> [Problem requirements] Consider the data that follows and state how many lines contain the string "JSON", using the number alone.

> [Given entries]
+ + + +

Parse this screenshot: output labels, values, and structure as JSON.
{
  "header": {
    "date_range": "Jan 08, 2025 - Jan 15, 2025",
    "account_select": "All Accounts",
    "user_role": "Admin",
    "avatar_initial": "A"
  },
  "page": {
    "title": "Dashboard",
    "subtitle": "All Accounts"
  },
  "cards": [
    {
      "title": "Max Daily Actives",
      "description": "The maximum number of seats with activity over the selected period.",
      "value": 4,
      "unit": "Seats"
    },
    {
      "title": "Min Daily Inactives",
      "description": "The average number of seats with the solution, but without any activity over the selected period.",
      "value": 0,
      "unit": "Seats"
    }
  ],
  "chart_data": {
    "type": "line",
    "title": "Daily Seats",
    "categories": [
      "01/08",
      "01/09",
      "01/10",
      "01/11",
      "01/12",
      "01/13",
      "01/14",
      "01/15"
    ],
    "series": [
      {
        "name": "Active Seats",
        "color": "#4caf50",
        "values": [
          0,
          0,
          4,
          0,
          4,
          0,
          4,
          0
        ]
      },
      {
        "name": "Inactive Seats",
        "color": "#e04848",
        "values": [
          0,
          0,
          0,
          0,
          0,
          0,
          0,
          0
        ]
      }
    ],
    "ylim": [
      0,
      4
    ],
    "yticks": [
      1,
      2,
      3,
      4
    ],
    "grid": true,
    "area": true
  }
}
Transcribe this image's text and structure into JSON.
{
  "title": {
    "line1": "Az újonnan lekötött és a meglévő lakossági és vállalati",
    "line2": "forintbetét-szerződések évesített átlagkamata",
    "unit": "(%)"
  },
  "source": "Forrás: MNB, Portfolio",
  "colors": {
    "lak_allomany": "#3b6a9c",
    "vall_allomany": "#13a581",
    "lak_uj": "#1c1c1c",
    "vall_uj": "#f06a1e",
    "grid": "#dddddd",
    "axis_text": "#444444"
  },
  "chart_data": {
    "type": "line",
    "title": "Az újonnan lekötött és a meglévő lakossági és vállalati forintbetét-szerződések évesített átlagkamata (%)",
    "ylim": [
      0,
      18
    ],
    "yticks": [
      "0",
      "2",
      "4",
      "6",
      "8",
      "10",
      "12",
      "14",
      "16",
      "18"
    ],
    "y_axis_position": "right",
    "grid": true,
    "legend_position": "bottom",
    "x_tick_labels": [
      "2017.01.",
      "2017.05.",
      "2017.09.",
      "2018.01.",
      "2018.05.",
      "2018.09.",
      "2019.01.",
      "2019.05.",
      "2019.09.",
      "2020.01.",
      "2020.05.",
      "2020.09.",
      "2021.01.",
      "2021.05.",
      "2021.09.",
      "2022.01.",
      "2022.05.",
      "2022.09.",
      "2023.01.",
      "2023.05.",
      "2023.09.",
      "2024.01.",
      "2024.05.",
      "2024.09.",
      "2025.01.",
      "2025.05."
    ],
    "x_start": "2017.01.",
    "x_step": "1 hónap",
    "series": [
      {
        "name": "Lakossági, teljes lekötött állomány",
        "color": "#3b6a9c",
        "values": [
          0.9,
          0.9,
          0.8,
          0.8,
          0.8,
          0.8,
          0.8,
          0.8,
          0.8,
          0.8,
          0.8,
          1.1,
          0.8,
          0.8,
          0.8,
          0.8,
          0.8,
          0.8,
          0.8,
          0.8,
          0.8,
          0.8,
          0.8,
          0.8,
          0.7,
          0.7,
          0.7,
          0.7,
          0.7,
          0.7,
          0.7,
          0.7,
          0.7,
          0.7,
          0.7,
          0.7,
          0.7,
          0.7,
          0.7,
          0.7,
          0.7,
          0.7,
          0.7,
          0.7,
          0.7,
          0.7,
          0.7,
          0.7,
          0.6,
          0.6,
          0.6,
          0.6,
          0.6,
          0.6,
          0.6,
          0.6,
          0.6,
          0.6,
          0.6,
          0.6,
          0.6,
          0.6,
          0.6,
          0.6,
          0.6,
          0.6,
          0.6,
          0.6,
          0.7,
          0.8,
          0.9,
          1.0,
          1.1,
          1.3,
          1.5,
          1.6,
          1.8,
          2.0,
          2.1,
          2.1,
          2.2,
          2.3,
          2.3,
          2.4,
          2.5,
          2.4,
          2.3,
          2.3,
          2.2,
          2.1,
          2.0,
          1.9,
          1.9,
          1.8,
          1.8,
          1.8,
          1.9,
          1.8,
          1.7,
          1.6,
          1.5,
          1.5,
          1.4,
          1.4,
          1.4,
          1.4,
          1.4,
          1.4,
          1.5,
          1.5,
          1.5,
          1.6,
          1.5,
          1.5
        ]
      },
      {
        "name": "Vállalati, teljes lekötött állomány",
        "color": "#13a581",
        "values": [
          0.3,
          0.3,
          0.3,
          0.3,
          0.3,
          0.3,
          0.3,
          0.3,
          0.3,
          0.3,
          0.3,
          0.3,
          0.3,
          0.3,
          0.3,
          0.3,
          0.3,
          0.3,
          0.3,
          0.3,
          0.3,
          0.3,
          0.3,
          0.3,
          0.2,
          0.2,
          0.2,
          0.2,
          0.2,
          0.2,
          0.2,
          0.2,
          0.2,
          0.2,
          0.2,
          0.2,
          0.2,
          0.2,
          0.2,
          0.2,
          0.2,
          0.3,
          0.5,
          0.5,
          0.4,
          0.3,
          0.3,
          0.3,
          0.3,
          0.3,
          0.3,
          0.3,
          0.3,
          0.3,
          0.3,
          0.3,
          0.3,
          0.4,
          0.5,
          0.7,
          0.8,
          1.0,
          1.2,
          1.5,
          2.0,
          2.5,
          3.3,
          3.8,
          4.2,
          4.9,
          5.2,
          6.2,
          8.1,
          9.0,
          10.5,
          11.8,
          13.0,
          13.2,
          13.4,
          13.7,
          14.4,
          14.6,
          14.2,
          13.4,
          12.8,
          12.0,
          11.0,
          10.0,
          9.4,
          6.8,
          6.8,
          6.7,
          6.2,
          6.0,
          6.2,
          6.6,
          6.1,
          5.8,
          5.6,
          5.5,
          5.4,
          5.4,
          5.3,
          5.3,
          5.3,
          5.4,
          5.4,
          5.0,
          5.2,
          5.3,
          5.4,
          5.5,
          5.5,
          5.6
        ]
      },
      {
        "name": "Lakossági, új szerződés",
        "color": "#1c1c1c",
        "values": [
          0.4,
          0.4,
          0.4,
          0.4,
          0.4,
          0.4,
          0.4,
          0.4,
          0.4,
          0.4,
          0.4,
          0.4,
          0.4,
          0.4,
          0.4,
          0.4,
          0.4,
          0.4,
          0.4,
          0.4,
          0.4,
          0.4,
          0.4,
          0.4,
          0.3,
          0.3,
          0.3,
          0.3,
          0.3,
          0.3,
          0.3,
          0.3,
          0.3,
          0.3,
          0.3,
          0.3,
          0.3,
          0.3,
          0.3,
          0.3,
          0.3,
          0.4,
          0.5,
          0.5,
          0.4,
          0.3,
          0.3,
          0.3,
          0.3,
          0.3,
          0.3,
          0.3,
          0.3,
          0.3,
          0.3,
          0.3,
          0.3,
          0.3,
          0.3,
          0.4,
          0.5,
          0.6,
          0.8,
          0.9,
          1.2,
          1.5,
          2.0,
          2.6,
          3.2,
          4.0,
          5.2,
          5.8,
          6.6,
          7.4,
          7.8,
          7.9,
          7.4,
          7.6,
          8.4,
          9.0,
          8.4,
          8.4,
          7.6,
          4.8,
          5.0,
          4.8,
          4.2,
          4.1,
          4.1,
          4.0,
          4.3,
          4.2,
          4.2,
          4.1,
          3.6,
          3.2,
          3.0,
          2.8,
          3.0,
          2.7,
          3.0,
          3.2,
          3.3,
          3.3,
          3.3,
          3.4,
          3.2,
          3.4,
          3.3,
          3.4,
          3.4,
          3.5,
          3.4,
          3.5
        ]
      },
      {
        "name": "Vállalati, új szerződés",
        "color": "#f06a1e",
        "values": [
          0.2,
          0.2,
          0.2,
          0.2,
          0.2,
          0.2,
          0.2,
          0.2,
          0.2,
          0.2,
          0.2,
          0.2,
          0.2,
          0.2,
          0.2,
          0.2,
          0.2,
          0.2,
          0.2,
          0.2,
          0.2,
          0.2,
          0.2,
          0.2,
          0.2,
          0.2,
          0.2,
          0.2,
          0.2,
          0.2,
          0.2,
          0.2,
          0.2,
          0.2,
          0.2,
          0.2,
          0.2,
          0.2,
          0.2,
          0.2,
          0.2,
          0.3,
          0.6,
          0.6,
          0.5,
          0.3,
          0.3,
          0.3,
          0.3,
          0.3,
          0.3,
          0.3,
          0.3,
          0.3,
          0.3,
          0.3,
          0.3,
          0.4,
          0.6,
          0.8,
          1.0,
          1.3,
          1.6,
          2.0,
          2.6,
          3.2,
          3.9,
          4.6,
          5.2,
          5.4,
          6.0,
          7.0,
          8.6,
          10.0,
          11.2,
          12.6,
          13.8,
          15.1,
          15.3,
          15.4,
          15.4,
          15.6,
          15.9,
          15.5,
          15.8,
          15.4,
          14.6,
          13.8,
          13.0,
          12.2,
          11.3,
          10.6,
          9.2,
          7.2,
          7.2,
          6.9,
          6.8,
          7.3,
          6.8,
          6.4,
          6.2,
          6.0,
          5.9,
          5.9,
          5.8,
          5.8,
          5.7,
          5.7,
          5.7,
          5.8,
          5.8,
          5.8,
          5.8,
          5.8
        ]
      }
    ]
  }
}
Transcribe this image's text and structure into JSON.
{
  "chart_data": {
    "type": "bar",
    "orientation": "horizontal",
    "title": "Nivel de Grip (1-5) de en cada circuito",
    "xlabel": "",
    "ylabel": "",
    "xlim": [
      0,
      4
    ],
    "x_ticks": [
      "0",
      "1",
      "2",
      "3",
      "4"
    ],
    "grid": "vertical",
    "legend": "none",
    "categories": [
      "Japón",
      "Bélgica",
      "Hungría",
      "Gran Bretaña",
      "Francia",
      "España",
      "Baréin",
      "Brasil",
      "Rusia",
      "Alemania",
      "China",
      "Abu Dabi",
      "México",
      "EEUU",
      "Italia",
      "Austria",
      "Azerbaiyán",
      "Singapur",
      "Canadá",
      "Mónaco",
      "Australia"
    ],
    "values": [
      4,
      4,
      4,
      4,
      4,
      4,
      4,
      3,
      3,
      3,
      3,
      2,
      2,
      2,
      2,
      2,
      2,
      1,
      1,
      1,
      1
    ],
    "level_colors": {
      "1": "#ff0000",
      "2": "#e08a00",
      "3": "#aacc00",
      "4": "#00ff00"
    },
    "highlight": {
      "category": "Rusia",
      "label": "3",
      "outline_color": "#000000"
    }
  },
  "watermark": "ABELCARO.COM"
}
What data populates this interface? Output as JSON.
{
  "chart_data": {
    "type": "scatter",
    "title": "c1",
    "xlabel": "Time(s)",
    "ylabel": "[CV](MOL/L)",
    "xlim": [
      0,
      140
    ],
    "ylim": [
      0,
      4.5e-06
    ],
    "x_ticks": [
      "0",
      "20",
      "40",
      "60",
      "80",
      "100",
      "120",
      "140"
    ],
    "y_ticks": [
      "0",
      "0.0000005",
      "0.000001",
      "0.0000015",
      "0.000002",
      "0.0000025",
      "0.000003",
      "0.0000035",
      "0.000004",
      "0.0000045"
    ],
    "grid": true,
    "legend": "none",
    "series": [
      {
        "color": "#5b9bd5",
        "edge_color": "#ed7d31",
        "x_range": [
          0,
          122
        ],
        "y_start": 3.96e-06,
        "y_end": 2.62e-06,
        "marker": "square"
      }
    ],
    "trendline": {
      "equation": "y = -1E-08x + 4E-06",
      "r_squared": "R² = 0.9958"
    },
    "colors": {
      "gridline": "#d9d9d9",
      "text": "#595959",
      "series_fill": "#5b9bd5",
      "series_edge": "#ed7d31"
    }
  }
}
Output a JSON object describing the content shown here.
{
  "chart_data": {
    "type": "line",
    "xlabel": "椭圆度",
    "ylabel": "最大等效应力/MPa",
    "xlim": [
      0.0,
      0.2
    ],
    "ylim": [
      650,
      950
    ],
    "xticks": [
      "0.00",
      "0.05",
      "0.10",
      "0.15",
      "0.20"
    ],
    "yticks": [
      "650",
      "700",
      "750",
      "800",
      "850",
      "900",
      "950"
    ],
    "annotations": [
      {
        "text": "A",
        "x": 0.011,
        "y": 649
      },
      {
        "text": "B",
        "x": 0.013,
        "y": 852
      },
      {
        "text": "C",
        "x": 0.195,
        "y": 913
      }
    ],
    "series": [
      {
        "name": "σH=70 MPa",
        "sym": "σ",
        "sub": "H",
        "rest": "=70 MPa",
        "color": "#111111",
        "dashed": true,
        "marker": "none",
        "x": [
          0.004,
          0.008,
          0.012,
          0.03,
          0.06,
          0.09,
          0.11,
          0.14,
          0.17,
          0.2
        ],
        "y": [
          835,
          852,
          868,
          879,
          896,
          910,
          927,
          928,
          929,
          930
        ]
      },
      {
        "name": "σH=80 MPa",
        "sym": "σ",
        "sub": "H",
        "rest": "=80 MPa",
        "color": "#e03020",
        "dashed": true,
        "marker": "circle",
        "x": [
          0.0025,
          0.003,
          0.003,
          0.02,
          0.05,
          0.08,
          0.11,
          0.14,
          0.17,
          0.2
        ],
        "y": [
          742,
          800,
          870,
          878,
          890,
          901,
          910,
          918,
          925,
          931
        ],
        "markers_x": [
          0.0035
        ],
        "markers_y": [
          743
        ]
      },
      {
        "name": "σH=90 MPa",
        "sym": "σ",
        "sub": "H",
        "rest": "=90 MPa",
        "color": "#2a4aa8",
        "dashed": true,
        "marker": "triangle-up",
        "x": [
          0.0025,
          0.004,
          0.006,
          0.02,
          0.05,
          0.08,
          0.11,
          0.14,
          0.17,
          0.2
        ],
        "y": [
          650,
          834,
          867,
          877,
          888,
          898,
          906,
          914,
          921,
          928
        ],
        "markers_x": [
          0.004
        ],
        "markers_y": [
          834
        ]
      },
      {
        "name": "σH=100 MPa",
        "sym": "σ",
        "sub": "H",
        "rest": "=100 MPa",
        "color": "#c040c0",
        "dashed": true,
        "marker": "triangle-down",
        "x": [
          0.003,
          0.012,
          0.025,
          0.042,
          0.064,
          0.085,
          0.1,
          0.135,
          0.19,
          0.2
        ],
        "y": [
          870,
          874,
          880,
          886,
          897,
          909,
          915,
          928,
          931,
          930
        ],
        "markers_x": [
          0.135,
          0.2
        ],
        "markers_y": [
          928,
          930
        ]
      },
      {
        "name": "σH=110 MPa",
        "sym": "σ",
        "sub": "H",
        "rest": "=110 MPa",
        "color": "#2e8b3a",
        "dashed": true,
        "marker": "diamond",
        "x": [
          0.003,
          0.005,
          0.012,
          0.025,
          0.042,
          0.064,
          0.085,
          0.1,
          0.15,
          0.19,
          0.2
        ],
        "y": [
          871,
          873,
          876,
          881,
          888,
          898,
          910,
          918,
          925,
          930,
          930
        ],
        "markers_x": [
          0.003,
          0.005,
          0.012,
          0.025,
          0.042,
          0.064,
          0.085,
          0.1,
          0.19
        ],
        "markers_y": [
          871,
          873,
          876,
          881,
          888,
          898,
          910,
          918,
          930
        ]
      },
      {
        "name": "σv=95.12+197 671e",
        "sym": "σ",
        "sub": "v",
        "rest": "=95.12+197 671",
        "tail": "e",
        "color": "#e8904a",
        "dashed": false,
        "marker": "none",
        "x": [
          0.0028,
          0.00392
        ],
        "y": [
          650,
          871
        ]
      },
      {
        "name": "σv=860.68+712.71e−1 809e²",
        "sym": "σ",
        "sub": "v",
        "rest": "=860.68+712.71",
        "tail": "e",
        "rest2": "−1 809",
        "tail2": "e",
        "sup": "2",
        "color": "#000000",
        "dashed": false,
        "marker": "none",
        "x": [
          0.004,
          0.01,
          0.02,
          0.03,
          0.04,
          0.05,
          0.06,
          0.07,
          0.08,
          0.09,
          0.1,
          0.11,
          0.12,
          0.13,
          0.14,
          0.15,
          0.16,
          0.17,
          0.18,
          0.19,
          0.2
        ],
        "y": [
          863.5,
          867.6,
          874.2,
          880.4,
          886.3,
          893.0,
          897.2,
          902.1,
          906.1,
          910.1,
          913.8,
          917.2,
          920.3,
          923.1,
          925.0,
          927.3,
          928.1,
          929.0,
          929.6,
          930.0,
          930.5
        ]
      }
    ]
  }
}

+ + + +

> [Result] 5